_Information given_
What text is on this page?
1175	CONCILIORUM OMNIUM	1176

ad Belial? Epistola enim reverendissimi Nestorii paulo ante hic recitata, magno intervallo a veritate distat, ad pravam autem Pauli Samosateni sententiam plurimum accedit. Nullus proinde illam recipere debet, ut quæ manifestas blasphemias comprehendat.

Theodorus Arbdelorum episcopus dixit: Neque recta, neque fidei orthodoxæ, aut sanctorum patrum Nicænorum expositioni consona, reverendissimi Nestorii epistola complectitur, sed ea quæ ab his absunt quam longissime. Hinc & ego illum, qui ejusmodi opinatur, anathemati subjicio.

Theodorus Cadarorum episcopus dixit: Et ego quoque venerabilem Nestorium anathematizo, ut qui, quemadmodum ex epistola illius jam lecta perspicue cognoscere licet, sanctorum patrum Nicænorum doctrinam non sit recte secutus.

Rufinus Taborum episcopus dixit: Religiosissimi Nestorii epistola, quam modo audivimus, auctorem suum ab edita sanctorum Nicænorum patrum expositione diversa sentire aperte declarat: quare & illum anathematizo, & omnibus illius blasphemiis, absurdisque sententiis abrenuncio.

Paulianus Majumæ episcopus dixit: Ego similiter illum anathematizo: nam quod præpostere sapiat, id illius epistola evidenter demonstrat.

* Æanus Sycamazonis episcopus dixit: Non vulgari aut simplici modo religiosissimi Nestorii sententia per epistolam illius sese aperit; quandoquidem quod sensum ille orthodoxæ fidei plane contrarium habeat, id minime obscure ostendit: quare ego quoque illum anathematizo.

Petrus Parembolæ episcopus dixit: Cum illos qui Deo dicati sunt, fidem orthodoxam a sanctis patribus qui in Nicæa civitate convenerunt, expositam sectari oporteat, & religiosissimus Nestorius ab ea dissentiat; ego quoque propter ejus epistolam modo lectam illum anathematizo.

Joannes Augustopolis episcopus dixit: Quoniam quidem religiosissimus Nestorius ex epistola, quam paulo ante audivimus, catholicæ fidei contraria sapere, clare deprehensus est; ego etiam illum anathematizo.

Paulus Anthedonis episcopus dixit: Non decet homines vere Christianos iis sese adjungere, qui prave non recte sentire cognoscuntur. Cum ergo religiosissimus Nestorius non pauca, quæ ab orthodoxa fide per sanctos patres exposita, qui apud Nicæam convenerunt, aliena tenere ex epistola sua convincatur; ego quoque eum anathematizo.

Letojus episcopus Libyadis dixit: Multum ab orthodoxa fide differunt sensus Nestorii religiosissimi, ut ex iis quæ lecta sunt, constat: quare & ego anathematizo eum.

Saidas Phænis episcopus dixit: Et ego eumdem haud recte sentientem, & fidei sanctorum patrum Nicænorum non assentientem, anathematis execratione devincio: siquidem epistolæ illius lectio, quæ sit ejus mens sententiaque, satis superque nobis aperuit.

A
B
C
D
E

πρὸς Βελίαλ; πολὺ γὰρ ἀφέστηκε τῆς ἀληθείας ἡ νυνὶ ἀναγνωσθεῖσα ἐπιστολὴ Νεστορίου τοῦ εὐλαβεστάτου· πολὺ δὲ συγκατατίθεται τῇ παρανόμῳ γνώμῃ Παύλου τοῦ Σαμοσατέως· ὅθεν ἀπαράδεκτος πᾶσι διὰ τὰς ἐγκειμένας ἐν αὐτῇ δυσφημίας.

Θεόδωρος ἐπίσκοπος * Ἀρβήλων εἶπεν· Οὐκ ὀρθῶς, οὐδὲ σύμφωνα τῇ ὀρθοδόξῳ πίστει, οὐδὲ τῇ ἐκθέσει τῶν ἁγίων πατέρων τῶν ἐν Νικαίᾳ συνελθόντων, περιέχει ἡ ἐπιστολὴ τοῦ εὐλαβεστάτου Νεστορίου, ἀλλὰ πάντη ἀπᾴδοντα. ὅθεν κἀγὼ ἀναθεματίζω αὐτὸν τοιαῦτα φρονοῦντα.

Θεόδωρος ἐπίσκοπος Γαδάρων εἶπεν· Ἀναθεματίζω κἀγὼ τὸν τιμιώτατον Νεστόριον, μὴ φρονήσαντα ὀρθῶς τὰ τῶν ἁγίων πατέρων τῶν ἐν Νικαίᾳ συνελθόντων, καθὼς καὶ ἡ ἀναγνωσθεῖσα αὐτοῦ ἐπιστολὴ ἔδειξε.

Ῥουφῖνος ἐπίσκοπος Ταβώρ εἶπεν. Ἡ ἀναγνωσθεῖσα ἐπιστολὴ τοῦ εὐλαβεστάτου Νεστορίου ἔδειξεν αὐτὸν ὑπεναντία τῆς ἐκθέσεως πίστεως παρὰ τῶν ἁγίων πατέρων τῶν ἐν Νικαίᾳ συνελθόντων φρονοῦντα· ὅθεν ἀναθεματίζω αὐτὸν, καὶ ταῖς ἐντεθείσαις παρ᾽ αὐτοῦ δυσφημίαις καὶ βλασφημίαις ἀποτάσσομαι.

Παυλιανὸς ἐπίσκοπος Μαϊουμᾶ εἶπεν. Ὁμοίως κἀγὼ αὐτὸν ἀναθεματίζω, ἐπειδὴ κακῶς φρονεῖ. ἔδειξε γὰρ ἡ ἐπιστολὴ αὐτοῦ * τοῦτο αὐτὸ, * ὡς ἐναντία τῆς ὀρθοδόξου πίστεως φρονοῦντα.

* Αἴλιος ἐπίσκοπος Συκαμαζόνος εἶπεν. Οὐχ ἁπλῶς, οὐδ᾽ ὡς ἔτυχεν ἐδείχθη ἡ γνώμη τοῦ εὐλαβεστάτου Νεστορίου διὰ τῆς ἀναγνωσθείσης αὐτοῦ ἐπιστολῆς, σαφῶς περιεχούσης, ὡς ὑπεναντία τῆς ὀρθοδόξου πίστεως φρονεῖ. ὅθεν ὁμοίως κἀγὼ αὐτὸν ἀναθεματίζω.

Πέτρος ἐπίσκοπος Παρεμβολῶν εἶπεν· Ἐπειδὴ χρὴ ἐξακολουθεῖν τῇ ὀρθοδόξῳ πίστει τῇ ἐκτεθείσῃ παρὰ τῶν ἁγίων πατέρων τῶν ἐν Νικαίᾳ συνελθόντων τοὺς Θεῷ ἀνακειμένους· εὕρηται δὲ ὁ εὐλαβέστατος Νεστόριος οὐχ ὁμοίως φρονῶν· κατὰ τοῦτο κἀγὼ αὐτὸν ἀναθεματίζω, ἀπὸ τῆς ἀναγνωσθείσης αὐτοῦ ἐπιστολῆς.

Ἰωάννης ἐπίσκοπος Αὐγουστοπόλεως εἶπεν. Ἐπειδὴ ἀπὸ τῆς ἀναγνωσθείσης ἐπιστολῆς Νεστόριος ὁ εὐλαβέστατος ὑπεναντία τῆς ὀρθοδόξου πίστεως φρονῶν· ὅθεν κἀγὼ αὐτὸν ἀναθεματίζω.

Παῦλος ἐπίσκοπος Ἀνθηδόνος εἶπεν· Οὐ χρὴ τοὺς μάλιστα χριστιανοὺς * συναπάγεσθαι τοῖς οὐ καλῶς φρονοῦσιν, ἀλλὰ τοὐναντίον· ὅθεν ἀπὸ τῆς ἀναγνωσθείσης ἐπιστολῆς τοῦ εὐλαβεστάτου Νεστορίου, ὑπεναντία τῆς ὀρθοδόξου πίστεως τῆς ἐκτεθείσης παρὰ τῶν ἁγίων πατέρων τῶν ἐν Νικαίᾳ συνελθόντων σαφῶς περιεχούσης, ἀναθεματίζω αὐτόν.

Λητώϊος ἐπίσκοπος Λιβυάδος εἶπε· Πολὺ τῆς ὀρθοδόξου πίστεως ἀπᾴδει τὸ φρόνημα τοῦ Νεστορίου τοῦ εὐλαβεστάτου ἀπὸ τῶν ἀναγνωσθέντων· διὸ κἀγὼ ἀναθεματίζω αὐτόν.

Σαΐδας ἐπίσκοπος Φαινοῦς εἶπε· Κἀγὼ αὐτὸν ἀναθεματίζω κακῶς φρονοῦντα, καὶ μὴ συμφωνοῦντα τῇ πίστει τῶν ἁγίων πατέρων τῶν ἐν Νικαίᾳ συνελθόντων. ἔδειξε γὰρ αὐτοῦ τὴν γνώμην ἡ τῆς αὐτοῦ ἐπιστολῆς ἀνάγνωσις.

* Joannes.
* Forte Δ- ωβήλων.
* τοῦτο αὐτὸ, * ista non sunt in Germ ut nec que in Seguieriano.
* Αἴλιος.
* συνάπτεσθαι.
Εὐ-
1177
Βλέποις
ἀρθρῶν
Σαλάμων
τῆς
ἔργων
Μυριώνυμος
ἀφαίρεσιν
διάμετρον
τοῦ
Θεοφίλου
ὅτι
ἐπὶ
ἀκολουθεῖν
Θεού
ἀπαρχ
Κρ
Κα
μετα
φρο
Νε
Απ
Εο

_Your objective_
Look through the entries above and report each line where the string "κακῶς" occurs.

_Exercise result_
Παυλιανὸς ἐπίσκοπος Μαϊουμᾶ εἶπεν. Ὁμοίως κἀγὼ αὐτὸν ἀναθεματίζω, ἐπειδὴ κακῶς φρονεῖ. ἔδειξε γὰρ ἡ ἐπιστολὴ αὐτοῦ * τοῦτο αὐτὸ, * ὡς ἐναντία τῆς ὀρθοδόξου πίστεως φρονοῦντα.
Σαΐδας ἐπίσκοπος Φαινοῦς εἶπε· Κἀγὼ αὐτὸν ἀναθεματίζω κακῶς φρονοῦντα, καὶ μὴ συμφωνοῦντα τῇ πίστει τῶν ἁγίων πατέρων τῶν ἐν Νικαίᾳ συνελθόντων. ἔδειξε γὰρ αὐτοῦ τὴν γνώμην ἡ τῆς αὐτοῦ ἐπιστολῆς ἀνάγνωσις.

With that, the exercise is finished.